◆ Task inputs ◆
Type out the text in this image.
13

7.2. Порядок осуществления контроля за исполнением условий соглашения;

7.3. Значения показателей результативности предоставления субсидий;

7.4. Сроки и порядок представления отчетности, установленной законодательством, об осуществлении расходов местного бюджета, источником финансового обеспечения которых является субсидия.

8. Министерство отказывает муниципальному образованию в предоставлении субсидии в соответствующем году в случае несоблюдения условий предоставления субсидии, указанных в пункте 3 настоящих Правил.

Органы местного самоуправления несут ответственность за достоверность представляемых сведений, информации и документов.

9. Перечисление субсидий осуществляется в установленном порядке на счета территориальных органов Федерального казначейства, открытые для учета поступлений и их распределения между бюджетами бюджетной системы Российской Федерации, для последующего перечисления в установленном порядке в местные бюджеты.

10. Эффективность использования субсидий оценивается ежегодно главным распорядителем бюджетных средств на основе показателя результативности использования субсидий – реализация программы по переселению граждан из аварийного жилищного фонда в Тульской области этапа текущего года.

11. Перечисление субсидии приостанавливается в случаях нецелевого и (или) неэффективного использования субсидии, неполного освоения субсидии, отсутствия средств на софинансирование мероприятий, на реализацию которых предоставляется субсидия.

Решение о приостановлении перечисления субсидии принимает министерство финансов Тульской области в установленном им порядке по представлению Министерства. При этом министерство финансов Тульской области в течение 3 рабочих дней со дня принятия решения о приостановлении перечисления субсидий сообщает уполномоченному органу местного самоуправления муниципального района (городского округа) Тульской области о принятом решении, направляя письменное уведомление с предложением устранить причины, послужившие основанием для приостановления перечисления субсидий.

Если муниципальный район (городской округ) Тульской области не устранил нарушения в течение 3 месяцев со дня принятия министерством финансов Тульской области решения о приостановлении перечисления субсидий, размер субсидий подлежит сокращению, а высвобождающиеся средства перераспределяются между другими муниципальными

◆ Problem statement ◆
Restate each record exactly as written.

◆ Expected answer ◆
Type out the text in this image.
13

7.2. Порядок осуществления контроля за исполнением условий соглашения;

7.3. Значения показателей результативности предоставления субсидий;

7.4. Сроки и порядок представления отчетности, установленной законодательством, об осуществлении расходов местного бюджета, источником финансового обеспечения которых является субсидия.

8. Министерство отказывает муниципальному образованию в предоставлении субсидии в соответствующем году в случае несоблюдения условий предоставления субсидии, указанных в пункте 3 настоящих Правил.

Органы местного самоуправления несут ответственность за достоверность представляемых сведений, информации и документов.

9. Перечисление субсидий осуществляется в установленном порядке на счета территориальных органов Федерального казначейства, открытые для учета поступлений и их распределения между бюджетами бюджетной системы Российской Федерации, для последующего перечисления в установленном порядке в местные бюджеты.

10. Эффективность использования субсидий оценивается ежегодно главным распорядителем бюджетных средств на основе показателя результативности использования субсидий – реализация программы по переселению граждан из аварийного жилищного фонда в Тульской области этапа текущего года.

11. Перечисление субсидии приостанавливается в случаях нецелевого и (или) неэффективного использования субсидии, неполного освоения субсидии, отсутствия средств на софинансирование мероприятий, на реализацию которых предоставляется субсидия.

Решение о приостановлении перечисления субсидии принимает министерство финансов Тульской области в установленном им порядке по представлению Министерства. При этом министерство финансов Тульской области в течение 3 рабочих дней со дня принятия решения о приостановлении перечисления субсидий сообщает уполномоченному органу местного самоуправления муниципального района (городского округа) Тульской области о принятом решении, направляя письменное уведомление с предложением устранить причины, послужившие основанием для приостановления перечисления субсидий.

Если муниципальный район (городской округ) Тульской области не устранил нарушения в течение 3 месяцев со дня принятия министерством финансов Тульской области решения о приостановлении перечисления субсидий, размер субсидий подлежит сокращению, а высвобождающиеся средства перераспределяются между другими муниципальными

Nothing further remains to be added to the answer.